Assemble all lines in which the string "name" appears.

Start of Material provided

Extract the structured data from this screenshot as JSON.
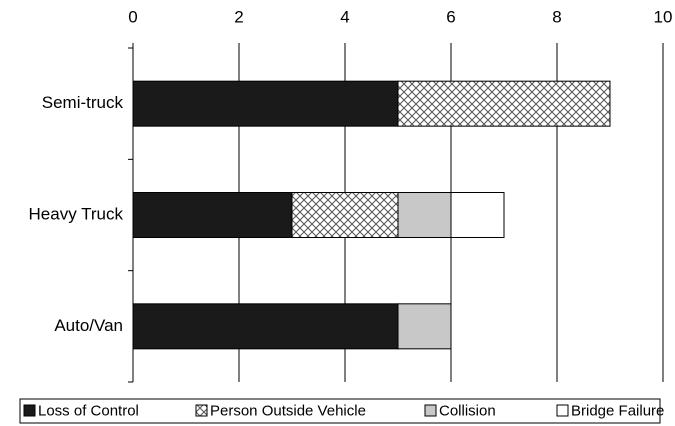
{
  "chart_data": {
    "type": "bar",
    "orientation": "horizontal",
    "stacked": true,
    "categories": [
      "Semi-truck",
      "Heavy Truck",
      "Auto/Van"
    ],
    "series": [
      {
        "name": "Loss of Control",
        "color": "#1a1a1a",
        "values": [
          5,
          3,
          5
        ]
      },
      {
        "name": "Person Outside Vehicle",
        "color": "#ffffff",
        "pattern": "crosshatch",
        "values": [
          4,
          2,
          0
        ]
      },
      {
        "name": "Collision",
        "color": "#c8c8c8",
        "values": [
          0,
          1,
          1
        ]
      },
      {
        "name": "Bridge Failure",
        "color": "#ffffff",
        "values": [
          0,
          1,
          0
        ]
      }
    ],
    "xlim": [
      0,
      10
    ],
    "xticks": [
      0,
      2,
      4,
      6,
      8,
      10
    ],
    "grid": true,
    "legend": "bottom"
  }
}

End of Material provided

> _Response to the task_:
        "name": "Loss of Control",
        "name": "Person Outside Vehicle",
        "name": "Collision",
        "name": "Bridge Failure",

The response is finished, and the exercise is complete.